#### [Problem to work on]
Lay out each line of the listing below as a numbered list, leaving out blank lines.

[Element box records]
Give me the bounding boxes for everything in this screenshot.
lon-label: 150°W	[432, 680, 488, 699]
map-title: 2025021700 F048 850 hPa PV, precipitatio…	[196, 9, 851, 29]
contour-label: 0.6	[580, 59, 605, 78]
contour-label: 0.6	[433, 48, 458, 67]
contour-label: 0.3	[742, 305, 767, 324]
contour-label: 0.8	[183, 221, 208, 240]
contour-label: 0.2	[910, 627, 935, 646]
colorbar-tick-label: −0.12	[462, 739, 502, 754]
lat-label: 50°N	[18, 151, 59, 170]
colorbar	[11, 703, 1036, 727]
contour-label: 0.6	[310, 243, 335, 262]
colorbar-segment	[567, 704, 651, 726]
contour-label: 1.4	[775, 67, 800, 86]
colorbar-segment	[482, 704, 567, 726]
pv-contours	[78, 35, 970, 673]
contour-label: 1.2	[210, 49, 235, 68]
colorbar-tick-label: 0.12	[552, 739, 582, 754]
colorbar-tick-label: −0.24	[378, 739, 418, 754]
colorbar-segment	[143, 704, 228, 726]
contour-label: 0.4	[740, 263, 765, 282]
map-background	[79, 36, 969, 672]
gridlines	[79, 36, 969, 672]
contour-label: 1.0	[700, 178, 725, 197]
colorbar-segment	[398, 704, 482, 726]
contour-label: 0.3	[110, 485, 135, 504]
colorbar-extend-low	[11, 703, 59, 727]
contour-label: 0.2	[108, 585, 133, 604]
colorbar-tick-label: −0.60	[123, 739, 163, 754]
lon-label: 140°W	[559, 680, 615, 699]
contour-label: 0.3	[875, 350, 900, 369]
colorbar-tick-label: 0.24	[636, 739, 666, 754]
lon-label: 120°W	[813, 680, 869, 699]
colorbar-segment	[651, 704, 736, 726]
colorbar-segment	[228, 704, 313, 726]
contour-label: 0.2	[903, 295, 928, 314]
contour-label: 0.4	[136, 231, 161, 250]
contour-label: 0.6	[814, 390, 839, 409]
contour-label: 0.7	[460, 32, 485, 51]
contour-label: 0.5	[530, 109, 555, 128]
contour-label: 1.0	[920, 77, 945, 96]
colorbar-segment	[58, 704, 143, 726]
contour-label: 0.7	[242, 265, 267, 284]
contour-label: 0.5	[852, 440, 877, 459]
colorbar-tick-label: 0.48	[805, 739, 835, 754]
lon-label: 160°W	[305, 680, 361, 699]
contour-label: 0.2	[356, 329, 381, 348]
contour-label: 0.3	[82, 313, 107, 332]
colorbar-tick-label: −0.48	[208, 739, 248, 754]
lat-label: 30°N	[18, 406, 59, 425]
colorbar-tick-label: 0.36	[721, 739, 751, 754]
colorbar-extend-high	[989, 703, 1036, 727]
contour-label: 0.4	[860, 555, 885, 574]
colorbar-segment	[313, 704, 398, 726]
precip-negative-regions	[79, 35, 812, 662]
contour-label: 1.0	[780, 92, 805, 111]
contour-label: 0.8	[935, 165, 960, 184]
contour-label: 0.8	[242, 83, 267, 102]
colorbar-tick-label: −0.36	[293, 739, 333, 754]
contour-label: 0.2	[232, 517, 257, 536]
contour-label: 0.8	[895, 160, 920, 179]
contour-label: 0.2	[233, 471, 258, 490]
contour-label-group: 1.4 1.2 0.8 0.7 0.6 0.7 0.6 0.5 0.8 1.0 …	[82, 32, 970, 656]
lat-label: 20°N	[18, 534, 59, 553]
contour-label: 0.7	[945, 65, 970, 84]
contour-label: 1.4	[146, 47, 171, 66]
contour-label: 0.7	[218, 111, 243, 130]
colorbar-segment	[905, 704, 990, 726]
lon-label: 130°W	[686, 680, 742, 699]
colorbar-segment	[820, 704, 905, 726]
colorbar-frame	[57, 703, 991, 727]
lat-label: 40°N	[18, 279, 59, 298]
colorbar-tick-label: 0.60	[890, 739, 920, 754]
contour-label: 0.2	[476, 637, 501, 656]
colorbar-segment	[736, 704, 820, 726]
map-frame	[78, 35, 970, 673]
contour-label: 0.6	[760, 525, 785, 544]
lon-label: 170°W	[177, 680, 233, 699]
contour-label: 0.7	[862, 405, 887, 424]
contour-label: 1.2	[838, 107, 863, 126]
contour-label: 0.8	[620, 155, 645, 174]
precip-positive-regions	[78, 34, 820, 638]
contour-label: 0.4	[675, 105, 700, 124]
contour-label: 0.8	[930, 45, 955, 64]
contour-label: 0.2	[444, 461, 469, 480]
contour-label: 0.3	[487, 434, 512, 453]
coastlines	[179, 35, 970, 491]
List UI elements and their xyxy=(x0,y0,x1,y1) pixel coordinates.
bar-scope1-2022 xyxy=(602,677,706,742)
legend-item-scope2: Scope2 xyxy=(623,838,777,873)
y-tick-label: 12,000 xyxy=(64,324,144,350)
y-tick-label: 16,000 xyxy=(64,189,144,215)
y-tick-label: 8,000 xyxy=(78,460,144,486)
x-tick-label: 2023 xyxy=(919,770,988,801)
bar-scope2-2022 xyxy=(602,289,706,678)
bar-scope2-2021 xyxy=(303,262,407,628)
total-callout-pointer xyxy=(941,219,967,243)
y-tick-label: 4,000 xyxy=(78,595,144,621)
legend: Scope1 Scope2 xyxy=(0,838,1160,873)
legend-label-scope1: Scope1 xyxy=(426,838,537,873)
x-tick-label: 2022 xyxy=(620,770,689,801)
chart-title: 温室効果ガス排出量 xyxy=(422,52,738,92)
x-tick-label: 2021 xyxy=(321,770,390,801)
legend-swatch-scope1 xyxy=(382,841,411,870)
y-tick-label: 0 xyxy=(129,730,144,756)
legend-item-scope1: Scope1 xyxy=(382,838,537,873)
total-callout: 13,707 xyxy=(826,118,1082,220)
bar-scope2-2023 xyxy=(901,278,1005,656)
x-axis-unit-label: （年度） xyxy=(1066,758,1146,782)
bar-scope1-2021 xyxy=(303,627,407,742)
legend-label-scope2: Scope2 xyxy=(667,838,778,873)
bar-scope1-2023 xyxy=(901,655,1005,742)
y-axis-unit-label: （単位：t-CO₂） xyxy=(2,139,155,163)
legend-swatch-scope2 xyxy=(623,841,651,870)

#### [Exercise solution]
1. Give me the bounding boxes for everything in this screenshot.
2. lon-label: 150°W	[432, 680, 488, 699]
3. map-title: 2025021700 F048 850 hPa PV, precipitatio…	[196, 9, 851, 29]
4. contour-label: 0.6	[580, 59, 605, 78]
5. contour-label: 0.6	[433, 48, 458, 67]
6. contour-label: 0.3	[742, 305, 767, 324]
7. contour-label: 0.8	[183, 221, 208, 240]
8. contour-label: 0.2	[910, 627, 935, 646]
9. colorbar-tick-label: −0.12	[462, 739, 502, 754]
10. lat-label: 50°N	[18, 151, 59, 170]
11. colorbar	[11, 703, 1036, 727]
12. contour-label: 0.6	[310, 243, 335, 262]
13. colorbar-segment	[567, 704, 651, 726]
14. contour-label: 1.4	[775, 67, 800, 86]
15. colorbar-segment	[482, 704, 567, 726]
16. pv-contours	[78, 35, 970, 673]
17. contour-label: 1.2	[210, 49, 235, 68]
18. colorbar-tick-label: 0.12	[552, 739, 582, 754]
19. colorbar-tick-label: −0.24	[378, 739, 418, 754]
20. colorbar-segment	[143, 704, 228, 726]
21. contour-label: 0.4	[740, 263, 765, 282]
22. map-background	[79, 36, 969, 672]
23. gridlines	[79, 36, 969, 672]
24. contour-label: 1.0	[700, 178, 725, 197]
25. colorbar-segment	[398, 704, 482, 726]
26. contour-label: 0.3	[110, 485, 135, 504]
27. colorbar-extend-low	[11, 703, 59, 727]
28. contour-label: 0.2	[108, 585, 133, 604]
29. colorbar-tick-label: −0.60	[123, 739, 163, 754]
30. lon-label: 140°W	[559, 680, 615, 699]
31. contour-label: 0.3	[875, 350, 900, 369]
32. colorbar-tick-label: 0.24	[636, 739, 666, 754]
33. lon-label: 120°W	[813, 680, 869, 699]
34. colorbar-segment	[651, 704, 736, 726]
35. colorbar-segment	[228, 704, 313, 726]
36. contour-label: 0.2	[903, 295, 928, 314]
37. contour-label: 0.4	[136, 231, 161, 250]
38. contour-label: 0.6	[814, 390, 839, 409]
39. contour-label: 0.7	[460, 32, 485, 51]
40. contour-label: 0.5	[530, 109, 555, 128]
41. contour-label: 1.0	[920, 77, 945, 96]
42. colorbar-segment	[58, 704, 143, 726]
43. contour-label: 0.7	[242, 265, 267, 284]
44. contour-label: 0.5	[852, 440, 877, 459]
45. colorbar-tick-label: 0.48	[805, 739, 835, 754]
46. lon-label: 160°W	[305, 680, 361, 699]
47. contour-label: 0.2	[356, 329, 381, 348]
48. contour-label: 0.3	[82, 313, 107, 332]
49. colorbar-tick-label: −0.48	[208, 739, 248, 754]
50. lat-label: 30°N	[18, 406, 59, 425]
51. colorbar-tick-label: 0.36	[721, 739, 751, 754]
52. colorbar-extend-high	[989, 703, 1036, 727]
53. contour-label: 0.4	[860, 555, 885, 574]
54. colorbar-segment	[313, 704, 398, 726]
55. precip-negative-regions	[79, 35, 812, 662]
56. contour-label: 1.0	[780, 92, 805, 111]
57. contour-label: 0.8	[935, 165, 960, 184]
58. contour-label: 0.8	[242, 83, 267, 102]
59. colorbar-tick-label: −0.36	[293, 739, 333, 754]
60. contour-label: 0.2	[232, 517, 257, 536]
61. contour-label: 0.8	[895, 160, 920, 179]
62. contour-label: 0.2	[233, 471, 258, 490]
63. contour-label-group: 1.4 1.2 0.8 0.7 0.6 0.7 0.6 0.5 0.8 1.0 …	[82, 32, 970, 656]
64. lat-label: 20°N	[18, 534, 59, 553]
65. contour-label: 0.7	[945, 65, 970, 84]
66. contour-label: 1.4	[146, 47, 171, 66]
67. contour-label: 0.7	[218, 111, 243, 130]
68. colorbar-segment	[905, 704, 990, 726]
69. lon-label: 130°W	[686, 680, 742, 699]
70. colorbar-segment	[820, 704, 905, 726]
71. colorbar-frame	[57, 703, 991, 727]
72. lat-label: 40°N	[18, 279, 59, 298]
73. colorbar-tick-label: 0.60	[890, 739, 920, 754]
74. contour-label: 0.2	[476, 637, 501, 656]
75. colorbar-segment	[736, 704, 820, 726]
76. map-frame	[78, 35, 970, 673]
77. contour-label: 0.6	[760, 525, 785, 544]
78. lon-label: 170°W	[177, 680, 233, 699]
79. contour-label: 0.7	[862, 405, 887, 424]
80. contour-label: 1.2	[838, 107, 863, 126]
81. contour-label: 0.8	[620, 155, 645, 174]
82. precip-positive-regions	[78, 34, 820, 638]
83. contour-label: 0.4	[675, 105, 700, 124]
84. contour-label: 0.8	[930, 45, 955, 64]
85. contour-label: 0.2	[444, 461, 469, 480]
86. contour-label: 0.3	[487, 434, 512, 453]
87. coastlines	[179, 35, 970, 491]
88. List UI elements and their xyxy=(x0,y0,x1,y1) pixel coordinates.
89. bar-scope1-2022 xyxy=(602,677,706,742)
90. legend-item-scope2: Scope2 xyxy=(623,838,777,873)
91. y-tick-label: 12,000 xyxy=(64,324,144,350)
92. y-tick-label: 16,000 xyxy=(64,189,144,215)
93. y-tick-label: 8,000 xyxy=(78,460,144,486)
94. x-tick-label: 2023 xyxy=(919,770,988,801)
95. bar-scope2-2022 xyxy=(602,289,706,678)
96. bar-scope2-2021 xyxy=(303,262,407,628)
97. total-callout-pointer xyxy=(941,219,967,243)
98. y-tick-label: 4,000 xyxy=(78,595,144,621)
99. legend: Scope1 Scope2 xyxy=(0,838,1160,873)
100. legend-label-scope1: Scope1 xyxy=(426,838,537,873)
101. x-tick-label: 2022 xyxy=(620,770,689,801)
102. chart-title: 温室効果ガス排出量 xyxy=(422,52,738,92)
103. x-tick-label: 2021 xyxy=(321,770,390,801)
104. legend-swatch-scope1 xyxy=(382,841,411,870)
105. y-tick-label: 0 xyxy=(129,730,144,756)
106. legend-item-scope1: Scope1 xyxy=(382,838,537,873)
107. total-callout: 13,707 xyxy=(826,118,1082,220)
108. bar-scope2-2023 xyxy=(901,278,1005,656)
109. x-axis-unit-label: （年度） xyxy=(1066,758,1146,782)
110. bar-scope1-2021 xyxy=(303,627,407,742)
111. legend-label-scope2: Scope2 xyxy=(667,838,778,873)
112. bar-scope1-2023 xyxy=(901,655,1005,742)
113. y-axis-unit-label: （単位：t-CO₂） xyxy=(2,139,155,163)
114. legend-swatch-scope2 xyxy=(623,841,651,870)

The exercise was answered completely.